*Problem details*:
Every record must appear in your copy exactly as written, with no pictures.

== == ==

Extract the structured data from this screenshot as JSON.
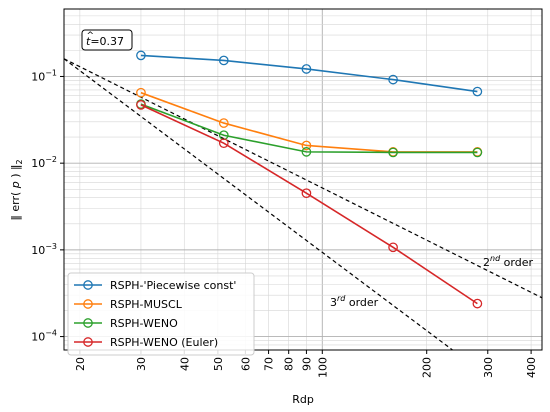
{
  "chart_data": {
    "type": "line",
    "xlabel": "Rdp",
    "ylabel_parts": [
      "‖ err( ",
      "p",
      " ) ‖",
      "2"
    ],
    "xscale": "log",
    "yscale": "log",
    "xlim": [
      18,
      430
    ],
    "ylim": [
      7e-05,
      0.6
    ],
    "grid": "on (major and minor)",
    "annotation": {
      "prefix": "t",
      "text": "=0.37"
    },
    "x_ticks": [
      {
        "value": 20,
        "label": "20"
      },
      {
        "value": 30,
        "label": "30"
      },
      {
        "value": 40,
        "label": "40"
      },
      {
        "value": 50,
        "label": "50"
      },
      {
        "value": 60,
        "label": "60"
      },
      {
        "value": 70,
        "label": "70"
      },
      {
        "value": 80,
        "label": "80"
      },
      {
        "value": 90,
        "label": "90"
      },
      {
        "value": 100,
        "label": "100"
      },
      {
        "value": 200,
        "label": "200"
      },
      {
        "value": 300,
        "label": "300"
      },
      {
        "value": 400,
        "label": "400"
      }
    ],
    "y_ticks": [
      {
        "value": 0.1,
        "base": "10",
        "exp": "−1"
      },
      {
        "value": 0.01,
        "base": "10",
        "exp": "−2"
      },
      {
        "value": 0.001,
        "base": "10",
        "exp": "−3"
      },
      {
        "value": 0.0001,
        "base": "10",
        "exp": "−4"
      }
    ],
    "x": [
      30,
      52,
      90,
      160,
      280
    ],
    "series": [
      {
        "name": "RSPH-'Piecewise const'",
        "color": "#1f77b4",
        "values": [
          0.175,
          0.153,
          0.122,
          0.092,
          0.067
        ]
      },
      {
        "name": "RSPH-MUSCL",
        "color": "#ff7f0e",
        "values": [
          0.065,
          0.029,
          0.016,
          0.0135,
          0.0135
        ]
      },
      {
        "name": "RSPH-WENO",
        "color": "#2ca02c",
        "values": [
          0.048,
          0.021,
          0.0135,
          0.0133,
          0.0133
        ]
      },
      {
        "name": "RSPH-WENO (Euler)",
        "color": "#d62728",
        "values": [
          0.047,
          0.017,
          0.0045,
          0.00107,
          0.00024
        ]
      }
    ],
    "reference_lines": [
      {
        "order": "2",
        "suffix": "nd",
        "word": " order",
        "x": [
          18,
          430
        ],
        "y": [
          0.16,
          0.00028
        ]
      },
      {
        "order": "3",
        "suffix": "rd",
        "word": " order",
        "x": [
          18,
          250
        ],
        "y": [
          0.16,
          6e-05
        ]
      }
    ]
  }
}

== == ==

*Answer below*:
Extract the structured data from this screenshot as JSON.
{
  "chart_data": {
    "type": "line",
    "xlabel": "Rdp",
    "ylabel_parts": [
      "‖ err( ",
      "p",
      " ) ‖",
      "2"
    ],
    "xscale": "log",
    "yscale": "log",
    "xlim": [
      18,
      430
    ],
    "ylim": [
      7e-05,
      0.6
    ],
    "grid": "on (major and minor)",
    "annotation": {
      "prefix": "t",
      "text": "=0.37"
    },
    "x_ticks": [
      {
        "value": 20,
        "label": "20"
      },
      {
        "value": 30,
        "label": "30"
      },
      {
        "value": 40,
        "label": "40"
      },
      {
        "value": 50,
        "label": "50"
      },
      {
        "value": 60,
        "label": "60"
      },
      {
        "value": 70,
        "label": "70"
      },
      {
        "value": 80,
        "label": "80"
      },
      {
        "value": 90,
        "label": "90"
      },
      {
        "value": 100,
        "label": "100"
      },
      {
        "value": 200,
        "label": "200"
      },
      {
        "value": 300,
        "label": "300"
      },
      {
        "value": 400,
        "label": "400"
      }
    ],
    "y_ticks": [
      {
        "value": 0.1,
        "base": "10",
        "exp": "−1"
      },
      {
        "value": 0.01,
        "base": "10",
        "exp": "−2"
      },
      {
        "value": 0.001,
        "base": "10",
        "exp": "−3"
      },
      {
        "value": 0.0001,
        "base": "10",
        "exp": "−4"
      }
    ],
    "x": [
      30,
      52,
      90,
      160,
      280
    ],
    "series": [
      {
        "name": "RSPH-'Piecewise const'",
        "color": "#1f77b4",
        "values": [
          0.175,
          0.153,
          0.122,
          0.092,
          0.067
        ]
      },
      {
        "name": "RSPH-MUSCL",
        "color": "#ff7f0e",
        "values": [
          0.065,
          0.029,
          0.016,
          0.0135,
          0.0135
        ]
      },
      {
        "name": "RSPH-WENO",
        "color": "#2ca02c",
        "values": [
          0.048,
          0.021,
          0.0135,
          0.0133,
          0.0133
        ]
      },
      {
        "name": "RSPH-WENO (Euler)",
        "color": "#d62728",
        "values": [
          0.047,
          0.017,
          0.0045,
          0.00107,
          0.00024
        ]
      }
    ],
    "reference_lines": [
      {
        "order": "2",
        "suffix": "nd",
        "word": " order",
        "x": [
          18,
          430
        ],
        "y": [
          0.16,
          0.00028
        ]
      },
      {
        "order": "3",
        "suffix": "rd",
        "word": " order",
        "x": [
          18,
          250
        ],
        "y": [
          0.16,
          6e-05
        ]
      }
    ]
  }
}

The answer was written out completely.